▶ [SHORT PROBLEM] List each line of the data that holds the word "신청방법".

▶ [DATA SHOWN]

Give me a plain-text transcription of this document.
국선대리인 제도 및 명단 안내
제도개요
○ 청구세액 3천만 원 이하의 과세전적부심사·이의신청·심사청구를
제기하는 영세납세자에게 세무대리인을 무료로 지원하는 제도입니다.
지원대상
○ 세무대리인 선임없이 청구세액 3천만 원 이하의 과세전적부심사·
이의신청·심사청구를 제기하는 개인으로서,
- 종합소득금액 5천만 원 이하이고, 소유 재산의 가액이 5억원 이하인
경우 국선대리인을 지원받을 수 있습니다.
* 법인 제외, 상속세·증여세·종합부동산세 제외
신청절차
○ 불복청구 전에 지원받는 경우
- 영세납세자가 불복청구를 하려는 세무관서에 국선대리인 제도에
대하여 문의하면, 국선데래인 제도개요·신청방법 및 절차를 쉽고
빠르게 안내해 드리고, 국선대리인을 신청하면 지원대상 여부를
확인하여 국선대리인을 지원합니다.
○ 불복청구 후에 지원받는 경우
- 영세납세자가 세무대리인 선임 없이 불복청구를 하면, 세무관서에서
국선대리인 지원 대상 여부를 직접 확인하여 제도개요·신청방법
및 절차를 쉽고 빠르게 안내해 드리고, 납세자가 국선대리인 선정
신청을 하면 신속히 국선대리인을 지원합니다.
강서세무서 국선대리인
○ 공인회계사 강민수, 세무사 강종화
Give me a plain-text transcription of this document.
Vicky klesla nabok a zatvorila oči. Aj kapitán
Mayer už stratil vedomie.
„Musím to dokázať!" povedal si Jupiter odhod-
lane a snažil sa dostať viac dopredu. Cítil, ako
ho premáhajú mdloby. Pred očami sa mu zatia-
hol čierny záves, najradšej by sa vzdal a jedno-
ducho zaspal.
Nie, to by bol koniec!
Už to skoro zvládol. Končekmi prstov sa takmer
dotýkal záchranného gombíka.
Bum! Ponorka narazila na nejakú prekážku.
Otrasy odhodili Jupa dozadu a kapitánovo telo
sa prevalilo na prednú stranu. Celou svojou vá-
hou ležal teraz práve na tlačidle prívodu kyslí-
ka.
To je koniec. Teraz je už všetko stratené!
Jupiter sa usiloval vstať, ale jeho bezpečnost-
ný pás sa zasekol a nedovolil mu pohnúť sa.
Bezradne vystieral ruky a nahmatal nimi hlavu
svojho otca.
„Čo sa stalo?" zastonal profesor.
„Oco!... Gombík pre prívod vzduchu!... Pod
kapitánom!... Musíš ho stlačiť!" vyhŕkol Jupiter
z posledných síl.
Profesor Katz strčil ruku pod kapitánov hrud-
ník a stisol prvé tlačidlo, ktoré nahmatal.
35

▶ [RESPONSE]
대하여 문의하면, 국선데래인 제도개요·신청방법 및 절차를 쉽고
국선대리인 지원 대상 여부를 직접 확인하여 제도개요·신청방법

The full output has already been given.